» **SELECTION**:
However, during calibration before each round, it is important to have the player understand how their core body will be used to drive the Robot base during each round. To do this, we needed to track an average of the joints that make up each fighter's body core. We handled the process by creating a list of core joints and a variable that normalizes the metric distances returned from the Kinect sensor into a human-acceptable range of motion:

private static List<JointType> coreJoints = newList<JointType>( 
    newJointType[] {
        JointType.AnkleLeft,
        JointType.AnkleRight,
        JointType.ShoulderCenter,
        JointType.HipCenter
    });
private const double RangeNormalizer = .22;
private const double NoiseClip = .05;

And then during each skeleton calculation called by the game loop, we average the core positions to determine the averages of the players as they relate to their playable ring boundary:

public staticMovementDescriptorPacket AnalyzeSkeleton(Skeleton skeleton)
{           
    // ...

    CoreAverageDelta.X = 0.0;
    CoreAverageDelta.Z = 0.0;
    foreach (JointType jt in CoreJoints)
    {
        CoreAverageDelta.X += skeleton.Joints[jt].Position.X - RingCenter.X;
        CoreAverageDelta.Z += skeleton.Joints[jt].Position.Z - RingCenter.Z;
    }

    CoreAverageDelta.X /= CoreJoints.Count * RangeNormalizer;
    CoreAverageDelta.Z /= CoreJoints.Count * RangeNormalizer;

    // ...

    if (CoreAverageDelta.Z > NoiseClip || CoreAverageDelta.Z < -NoiseClip)
    {
        packet.Move = -CoreAverageDelta.Z;
    }

    if (CoreAverageDelta.X > NoiseClip || CoreAverageDelta.X < -NoiseClip)
    {
        packet.Strafe = CoreAverageDelta.X;
    }
}

In this way, we filter out insignificant data noise and allow the player's average core body to serve as a joystick for driving the robot around. Allowing them to lean at any angle, the move and strafe values are accordingly set to allow for a full 360 degrees of movement freedom, while at the same time not allowing any one joint to unevenly influence their direction of motion.

Another snippet of code that may be of interest is the WPF3D rendering we used to visualize the skeleton. Since the Kinect returns joint data based off of a center point, it is relatively easy to wire up a working 3D model in WPF3D off of the skeleton data, and we do this in the ringAvatar.xaml control.

Records from a dataset
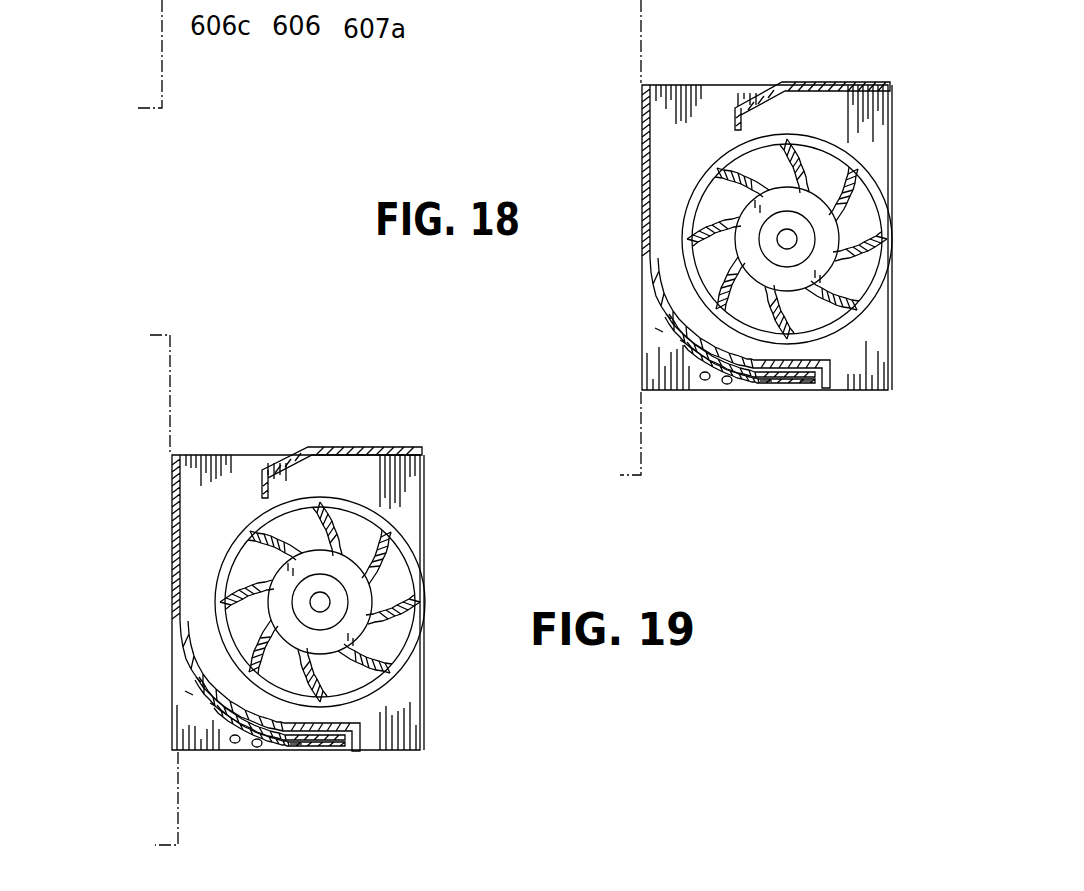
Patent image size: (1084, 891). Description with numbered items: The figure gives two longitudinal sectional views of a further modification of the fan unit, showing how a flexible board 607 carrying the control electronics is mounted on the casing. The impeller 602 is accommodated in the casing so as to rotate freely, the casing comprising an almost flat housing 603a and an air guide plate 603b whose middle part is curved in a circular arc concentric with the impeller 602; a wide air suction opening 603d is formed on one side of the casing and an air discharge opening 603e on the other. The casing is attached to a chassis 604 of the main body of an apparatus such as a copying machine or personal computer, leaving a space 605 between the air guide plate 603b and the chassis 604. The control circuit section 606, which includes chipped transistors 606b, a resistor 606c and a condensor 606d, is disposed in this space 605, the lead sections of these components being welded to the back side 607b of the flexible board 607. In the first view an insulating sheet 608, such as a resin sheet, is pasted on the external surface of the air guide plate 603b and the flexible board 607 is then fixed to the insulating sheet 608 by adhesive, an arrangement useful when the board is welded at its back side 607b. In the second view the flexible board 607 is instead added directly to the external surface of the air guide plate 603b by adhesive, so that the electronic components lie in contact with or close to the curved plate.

In FIG. 18, the impeller 602 is at (855, 165).
In FIG. 19, the impeller 602 is at (400, 535).
In FIG. 18, the housing 603a is at (824, 84).
In FIG. 19, the housing 603a is at (360, 448).
In FIG. 18, the air guide plate 603b is at (643, 210).
In FIG. 19, the air guide plate 603b is at (175, 558).
In FIG. 18, the air suction opening 603d is at (875, 344).
In FIG. 19, the air suction opening 603d is at (405, 703).
In FIG. 18, the air discharge opening 603e is at (705, 100).
In FIG. 19, the air discharge opening 603e is at (233, 465).
In FIG. 18, the chassis 604 is at (638, 30).
In FIG. 19, the chassis 604 is at (167, 412).
In FIG. 18, the space 605 is at (640, 366).
In FIG. 19, the space 605 is at (180, 724).
In FIG. 18, the control circuit section 606 is at (747, 392).
In FIG. 19, the control circuit section 606 is at (200, 713).
In FIG. 18, the chipped transistors 606b is at (675, 350).
In FIG. 19, the chipped transistors 606b is at (190, 688).
In FIG. 18, the resistor 606c is at (700, 387).
In FIG. 19, the resistor 606c is at (232, 745).
In FIG. 18, the condensor 606d is at (720, 373).
In FIG. 19, the condensor 606d is at (250, 750).
In FIG. 18, the flexible board 607 is at (818, 372).
In FIG. 19, the flexible board 607 is at (322, 745).
In FIG. 18, the back side of the flexible board 607b is at (770, 378).
In FIG. 19, the back side of the flexible board 607b is at (292, 747).
In FIG. 18, the insulating sheet 608 is at (812, 385).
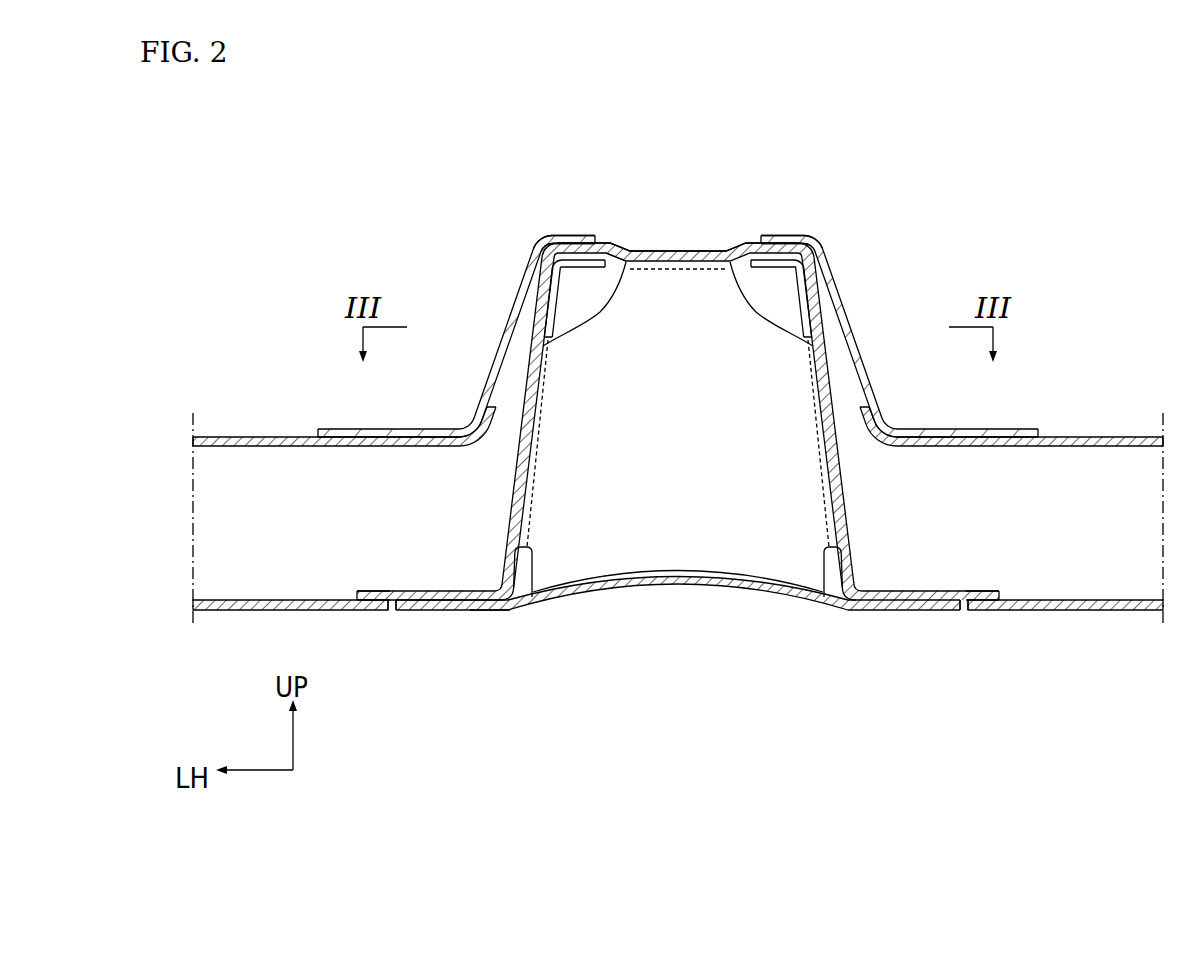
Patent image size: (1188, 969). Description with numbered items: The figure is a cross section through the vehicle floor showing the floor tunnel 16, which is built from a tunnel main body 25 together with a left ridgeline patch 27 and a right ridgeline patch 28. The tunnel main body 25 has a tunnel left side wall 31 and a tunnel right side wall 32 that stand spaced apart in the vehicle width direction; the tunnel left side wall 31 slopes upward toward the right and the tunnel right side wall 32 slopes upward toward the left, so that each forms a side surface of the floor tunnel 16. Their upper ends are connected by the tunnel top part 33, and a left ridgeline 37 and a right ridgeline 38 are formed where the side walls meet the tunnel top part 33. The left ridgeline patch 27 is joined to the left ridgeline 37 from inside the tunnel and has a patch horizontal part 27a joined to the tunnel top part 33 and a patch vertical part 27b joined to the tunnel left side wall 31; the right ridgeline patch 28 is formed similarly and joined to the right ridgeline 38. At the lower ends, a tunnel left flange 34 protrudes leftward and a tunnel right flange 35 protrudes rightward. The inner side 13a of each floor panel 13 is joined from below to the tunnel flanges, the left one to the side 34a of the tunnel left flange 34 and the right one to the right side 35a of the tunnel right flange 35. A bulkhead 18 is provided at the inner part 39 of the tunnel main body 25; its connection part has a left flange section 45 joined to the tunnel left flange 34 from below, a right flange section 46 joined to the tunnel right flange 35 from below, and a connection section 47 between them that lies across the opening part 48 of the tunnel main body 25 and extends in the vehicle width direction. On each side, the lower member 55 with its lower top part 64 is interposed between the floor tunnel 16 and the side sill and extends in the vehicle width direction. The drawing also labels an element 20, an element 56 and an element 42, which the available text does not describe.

The floor tunnel 16 is at (718, 209).
The tunnel main body 25 is at (667, 240).
The tunnel top part 33 is at (630, 256).
The left ridgeline 37 is at (537, 246).
The right ridgeline 38 is at (818, 245).
The side panel assembly 20 is at (678, 318).
The lower member 55 is at (678, 341).
The side wall panel 56 is at (678, 315).
The lower top part 64 is at (270, 435).
The left ridgeline patch 27 is at (614, 333).
The patch horizontal part 27a is at (580, 268).
The patch vertical part 27b is at (557, 298).
The right ridgeline patch 28 is at (789, 266).
The inner part 39 is at (694, 474).
The inner wall 42 is at (768, 458).
The tunnel left side wall 31 is at (513, 495).
The tunnel right side wall 32 is at (845, 507).
The tunnel left flange 34 is at (429, 564).
The left flange overlap 34a is at (367, 564).
The tunnel right flange 35 is at (958, 565).
The right side of tunnel right flange 35a is at (988, 591).
The floor panel 13 is at (262, 600).
The inner side 13a is at (371, 611).
The bulkhead 18 is at (678, 627).
The connection section 47 is at (730, 591).
The left flange section 45 is at (489, 611).
The right flange section 46 is at (935, 611).
The opening part 48 is at (513, 595).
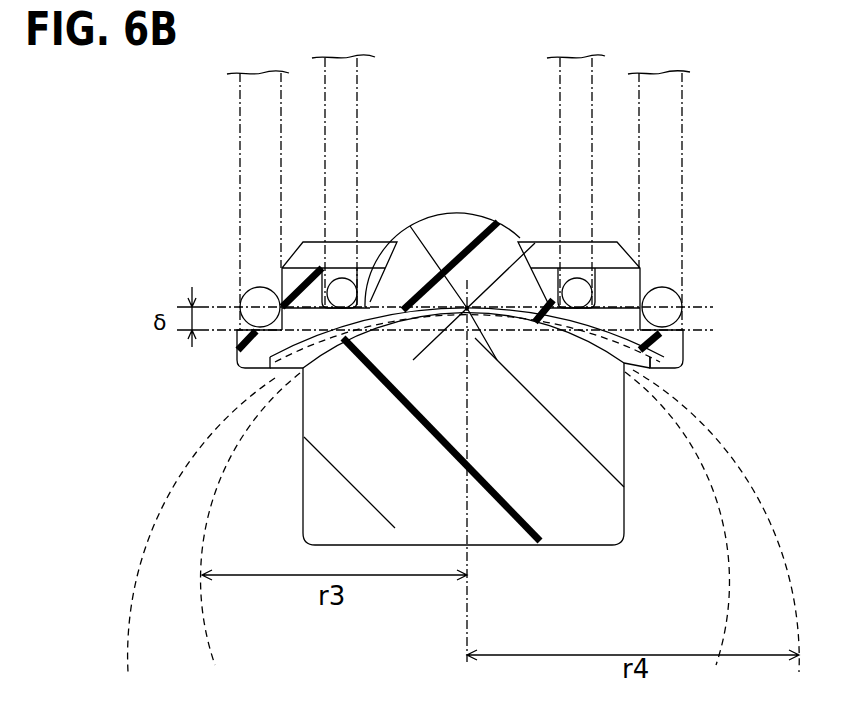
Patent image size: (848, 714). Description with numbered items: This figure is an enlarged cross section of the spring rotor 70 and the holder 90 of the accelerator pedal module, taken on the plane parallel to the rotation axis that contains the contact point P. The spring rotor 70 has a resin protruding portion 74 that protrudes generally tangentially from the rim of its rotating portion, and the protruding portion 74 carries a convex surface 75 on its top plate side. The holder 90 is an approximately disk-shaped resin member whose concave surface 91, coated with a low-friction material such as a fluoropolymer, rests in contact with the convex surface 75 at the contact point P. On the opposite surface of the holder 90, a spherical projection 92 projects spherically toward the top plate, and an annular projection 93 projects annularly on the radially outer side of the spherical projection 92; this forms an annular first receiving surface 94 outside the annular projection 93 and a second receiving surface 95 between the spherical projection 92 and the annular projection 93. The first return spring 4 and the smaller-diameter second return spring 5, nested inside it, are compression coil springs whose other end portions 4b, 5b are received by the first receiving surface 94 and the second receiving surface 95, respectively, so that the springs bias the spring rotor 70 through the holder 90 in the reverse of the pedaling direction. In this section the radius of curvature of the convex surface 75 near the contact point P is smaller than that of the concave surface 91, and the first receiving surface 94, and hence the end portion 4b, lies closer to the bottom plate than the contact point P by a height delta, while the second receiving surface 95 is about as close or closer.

The first return spring 4 is at (667, 96).
The second return spring 5 is at (578, 128).
The other end portion of the first return spring 4b is at (668, 318).
The other end portion of the second return spring 5b is at (573, 285).
The spring rotor 70 is at (624, 528).
The protruding portion 74 is at (300, 495).
The convex surface 75 is at (467, 308).
The holder 90 is at (685, 345).
The concave surface 91 is at (440, 335).
The spherical projection 92 is at (458, 214).
The annular projection 93 is at (638, 272).
The first receiving surface 94 is at (687, 310).
The second receiving surface 95 is at (584, 298).
The contact point P is at (467, 308).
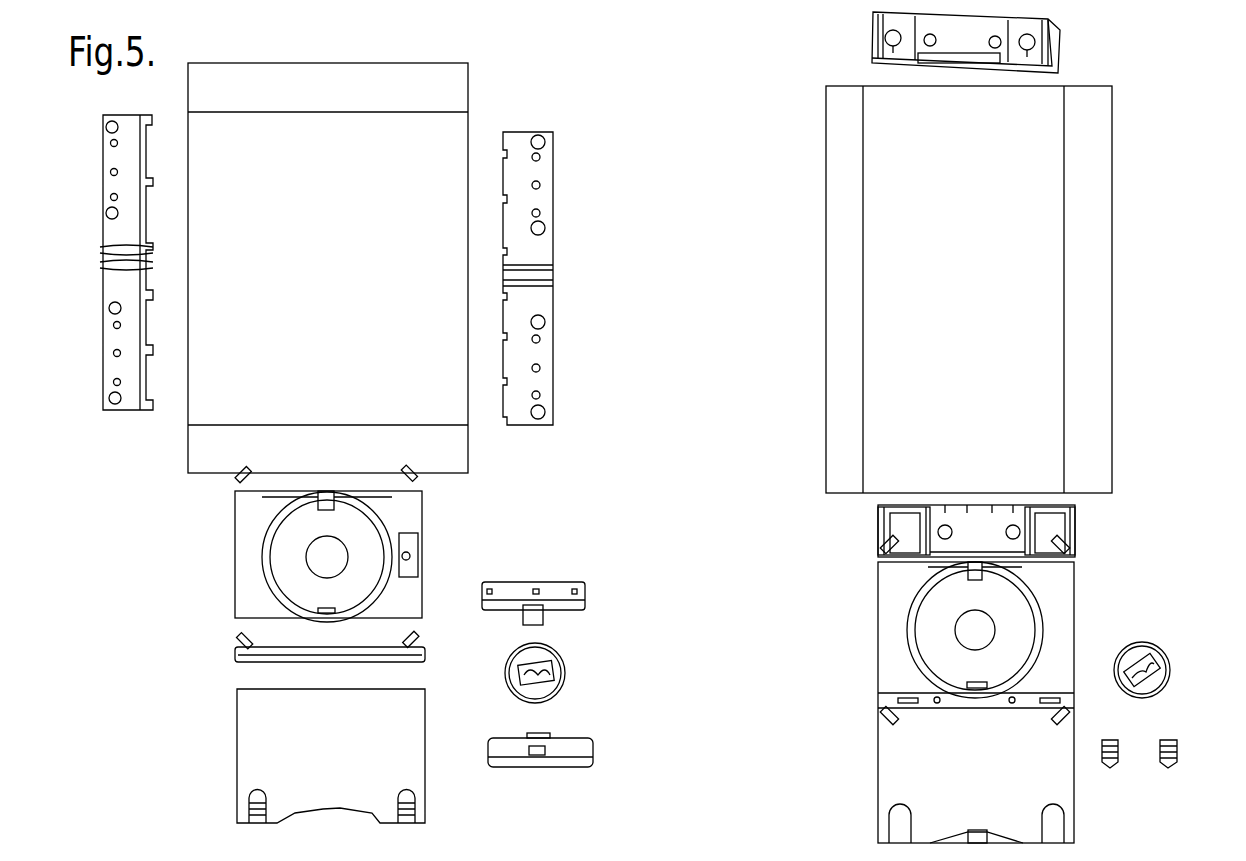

» **PROBLEM TO WORK ON**: Carry on the article about driving the robot with Kinect skeleton data, beginning immediately after its final sentence.

» **OUTPUT OF THE TASK**:
In the XAML, we simply need a basic Viewport3D with camera, lights, and an empty ModelVisual3D container to hold or squares. The empty container looks like this:              

<ModelVisual3D x:Name="viewportModelsContainer2">                   
    <ModelVisual3D.Transform>
        <Transform3DGroup>           
            <RotateTransform3D x:Name="bodyRotationCenter" CenterX="0" CenterY="0" CenterZ="0">      
                <RotateTransform3D.Rotation>             
                    <AxisAngleRotation3D x:Name="myAngleRotation" Axis="0,1,0" Angle="-40"/>                 
                </RotateTransform3D.Rotation>           
            </RotateTransform3D> 
        </Transform3DGroup> 
    </ModelVisual3D.Transform>
</ModelVisual3D>

In the code, we created a generic WPF3DModel that inherits from UIElement3D and is used to store the basic positioning properties of each square. In the constructor of the object, though, we can pass a reference key to a XAML file that defines the 3D mesh to use:

public WPF3DModel(string resourceKey)
{
    this.Visual3DModel = Application.Current.Resources[resourceKey] as Model3DGroup;
}

This is a handy trick when you need to do a fast WPF3D demo and require a certain level of flexibility. To create a 3D cube for each joint when ringAvatar is initialized, we simply do this:

private readonly List<WPF3DModel> _models = new List<WPF3DModel>();
private void CreateViewportModels()
{           
    for (int i = 0; i < 20; i++)
    { 
        WPF3DModel model = new WPF3DModel("mesh_cube");
        viewportModelsContainer2.Children.Add(model);

        // ...

        _models.Add(model);
    }

    // ...
}

And then each time we need to redraw the skeleton, we loop through the skeleton data and set the cube position like so:

if (SkeletonProcessor.RawSkeleton.TrackingState == SkeletonTrackingState.Tracked)
{
    int i = 0;  

    foreach (Joint joint in SkeletonProcessor.RawSkeleton.Joints)
    {
        if (joint.TrackingState == JointTrackingState.Tracked)
        {
                                        
            _models[i].Translate(                                        
                joint.Position.X * 8.0,                                    
                joint.Position.Y * 10.0,
                joint.Position.Z * -10.0);

            i++;
        }
    }

    // ...

}

There are a few other areas in the User Console that you may want to further dig into, including the weighting for handling a punch as well dynamically generating arcs based on the position of the fist to the shoulder. However, for this experience, the User Console serves as a secondary display to support the playing experience and gives both the player and audience a visual anchor for the game.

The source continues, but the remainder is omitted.